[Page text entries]
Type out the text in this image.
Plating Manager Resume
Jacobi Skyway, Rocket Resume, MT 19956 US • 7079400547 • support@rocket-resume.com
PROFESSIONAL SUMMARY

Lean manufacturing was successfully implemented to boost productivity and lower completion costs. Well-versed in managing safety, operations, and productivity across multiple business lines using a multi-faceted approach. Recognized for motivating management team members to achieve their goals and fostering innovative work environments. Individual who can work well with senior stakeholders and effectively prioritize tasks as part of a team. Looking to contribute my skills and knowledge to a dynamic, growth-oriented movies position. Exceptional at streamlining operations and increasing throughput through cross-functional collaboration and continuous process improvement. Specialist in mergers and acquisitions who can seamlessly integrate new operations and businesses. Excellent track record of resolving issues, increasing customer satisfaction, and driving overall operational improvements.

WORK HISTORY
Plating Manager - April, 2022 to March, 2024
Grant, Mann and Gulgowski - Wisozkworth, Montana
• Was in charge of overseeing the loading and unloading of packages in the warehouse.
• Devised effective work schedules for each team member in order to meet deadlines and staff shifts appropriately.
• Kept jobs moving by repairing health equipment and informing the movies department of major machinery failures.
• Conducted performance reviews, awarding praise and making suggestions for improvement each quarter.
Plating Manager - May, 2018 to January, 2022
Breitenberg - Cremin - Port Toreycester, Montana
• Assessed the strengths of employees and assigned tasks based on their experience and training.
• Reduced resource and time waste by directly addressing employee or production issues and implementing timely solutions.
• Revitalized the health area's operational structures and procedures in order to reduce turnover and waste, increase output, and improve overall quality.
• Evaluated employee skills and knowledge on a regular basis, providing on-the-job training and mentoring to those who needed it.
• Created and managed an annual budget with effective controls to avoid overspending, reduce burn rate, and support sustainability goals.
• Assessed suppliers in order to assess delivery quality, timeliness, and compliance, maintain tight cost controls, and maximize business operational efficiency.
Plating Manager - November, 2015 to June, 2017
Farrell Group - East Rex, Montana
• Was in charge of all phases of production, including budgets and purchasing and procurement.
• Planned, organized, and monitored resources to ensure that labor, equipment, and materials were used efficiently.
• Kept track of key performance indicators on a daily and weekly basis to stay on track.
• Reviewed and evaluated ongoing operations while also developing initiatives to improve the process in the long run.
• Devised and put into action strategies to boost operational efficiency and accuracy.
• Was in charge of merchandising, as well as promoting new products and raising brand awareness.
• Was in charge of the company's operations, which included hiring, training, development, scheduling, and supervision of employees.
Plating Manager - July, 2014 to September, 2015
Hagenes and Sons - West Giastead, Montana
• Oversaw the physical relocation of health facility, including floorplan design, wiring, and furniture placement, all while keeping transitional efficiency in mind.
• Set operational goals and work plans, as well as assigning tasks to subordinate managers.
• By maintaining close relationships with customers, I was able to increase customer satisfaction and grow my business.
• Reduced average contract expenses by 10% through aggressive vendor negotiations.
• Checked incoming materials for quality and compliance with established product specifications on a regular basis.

Task description ▸ A verbatim copy of all the records is required. Write it out in full.

Output of the exercise ▸
Type out the text in this image.
Plating Manager Resume
Jacobi Skyway, Rocket Resume, MT 19956 US • 7079400547 • support@rocket-resume.com
PROFESSIONAL SUMMARY

Lean manufacturing was successfully implemented to boost productivity and lower completion costs. Well-versed in managing safety, operations, and productivity across multiple business lines using a multi-faceted approach. Recognized for motivating management team members to achieve their goals and fostering innovative work environments. Individual who can work well with senior stakeholders and effectively prioritize tasks as part of a team. Looking to contribute my skills and knowledge to a dynamic, growth-oriented movies position. Exceptional at streamlining operations and increasing throughput through cross-functional collaboration and continuous process improvement. Specialist in mergers and acquisitions who can seamlessly integrate new operations and businesses. Excellent track record of resolving issues, increasing customer satisfaction, and driving overall operational improvements.

WORK HISTORY
Plating Manager - April, 2022 to March, 2024
Grant, Mann and Gulgowski - Wisozkworth, Montana
• Was in charge of overseeing the loading and unloading of packages in the warehouse.
• Devised effective work schedules for each team member in order to meet deadlines and staff shifts appropriately.
• Kept jobs moving by repairing health equipment and informing the movies department of major machinery failures.
• Conducted performance reviews, awarding praise and making suggestions for improvement each quarter.
Plating Manager - May, 2018 to January, 2022
Breitenberg - Cremin - Port Toreycester, Montana
• Assessed the strengths of employees and assigned tasks based on their experience and training.
• Reduced resource and time waste by directly addressing employee or production issues and implementing timely solutions.
• Revitalized the health area's operational structures and procedures in order to reduce turnover and waste, increase output, and improve overall quality.
• Evaluated employee skills and knowledge on a regular basis, providing on-the-job training and mentoring to those who needed it.
• Created and managed an annual budget with effective controls to avoid overspending, reduce burn rate, and support sustainability goals.
• Assessed suppliers in order to assess delivery quality, timeliness, and compliance, maintain tight cost controls, and maximize business operational efficiency.
Plating Manager - November, 2015 to June, 2017
Farrell Group - East Rex, Montana
• Was in charge of all phases of production, including budgets and purchasing and procurement.
• Planned, organized, and monitored resources to ensure that labor, equipment, and materials were used efficiently.
• Kept track of key performance indicators on a daily and weekly basis to stay on track.
• Reviewed and evaluated ongoing operations while also developing initiatives to improve the process in the long run.
• Devised and put into action strategies to boost operational efficiency and accuracy.
• Was in charge of merchandising, as well as promoting new products and raising brand awareness.
• Was in charge of the company's operations, which included hiring, training, development, scheduling, and supervision of employees.
Plating Manager - July, 2014 to September, 2015
Hagenes and Sons - West Giastead, Montana
• Oversaw the physical relocation of health facility, including floorplan design, wiring, and furniture placement, all while keeping transitional efficiency in mind.
• Set operational goals and work plans, as well as assigning tasks to subordinate managers.
• By maintaining close relationships with customers, I was able to increase customer satisfaction and grow my business.
• Reduced average contract expenses by 10% through aggressive vendor negotiations.
• Checked incoming materials for quality and compliance with established product specifications on a regular basis.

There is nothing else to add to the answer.